YOUR GOAL: Read the material below and count the lines holding the string "page". Give that count with nothing added.

DATA PROVIDED:

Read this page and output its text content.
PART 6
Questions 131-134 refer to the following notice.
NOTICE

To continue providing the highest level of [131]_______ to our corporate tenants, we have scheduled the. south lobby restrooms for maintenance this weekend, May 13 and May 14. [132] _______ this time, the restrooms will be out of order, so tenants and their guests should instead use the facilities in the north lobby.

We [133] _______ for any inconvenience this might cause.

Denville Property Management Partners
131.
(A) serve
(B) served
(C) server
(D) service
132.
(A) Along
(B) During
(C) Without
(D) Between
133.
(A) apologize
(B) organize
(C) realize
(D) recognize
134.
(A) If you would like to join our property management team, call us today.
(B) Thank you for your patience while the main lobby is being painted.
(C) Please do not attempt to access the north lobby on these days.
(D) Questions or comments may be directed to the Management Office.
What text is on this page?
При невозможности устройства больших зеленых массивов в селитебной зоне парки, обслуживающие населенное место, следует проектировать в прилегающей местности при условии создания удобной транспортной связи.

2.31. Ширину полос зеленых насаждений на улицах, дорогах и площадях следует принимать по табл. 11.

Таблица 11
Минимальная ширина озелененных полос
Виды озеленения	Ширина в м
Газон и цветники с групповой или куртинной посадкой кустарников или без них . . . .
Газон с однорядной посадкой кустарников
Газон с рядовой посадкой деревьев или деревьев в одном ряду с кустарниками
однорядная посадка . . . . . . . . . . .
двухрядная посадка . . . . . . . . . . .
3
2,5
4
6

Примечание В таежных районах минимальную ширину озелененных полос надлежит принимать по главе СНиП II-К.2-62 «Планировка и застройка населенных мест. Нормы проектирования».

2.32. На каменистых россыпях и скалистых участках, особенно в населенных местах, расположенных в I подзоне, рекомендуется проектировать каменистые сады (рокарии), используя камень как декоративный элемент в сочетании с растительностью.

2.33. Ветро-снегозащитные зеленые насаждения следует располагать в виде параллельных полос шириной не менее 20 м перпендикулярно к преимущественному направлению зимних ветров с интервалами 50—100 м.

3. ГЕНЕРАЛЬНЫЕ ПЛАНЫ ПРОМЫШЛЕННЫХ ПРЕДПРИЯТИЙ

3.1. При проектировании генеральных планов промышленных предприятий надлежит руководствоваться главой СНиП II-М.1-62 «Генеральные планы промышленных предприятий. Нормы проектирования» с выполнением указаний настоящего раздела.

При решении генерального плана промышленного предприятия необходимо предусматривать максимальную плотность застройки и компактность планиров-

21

RESULT OF THIS TASK: 2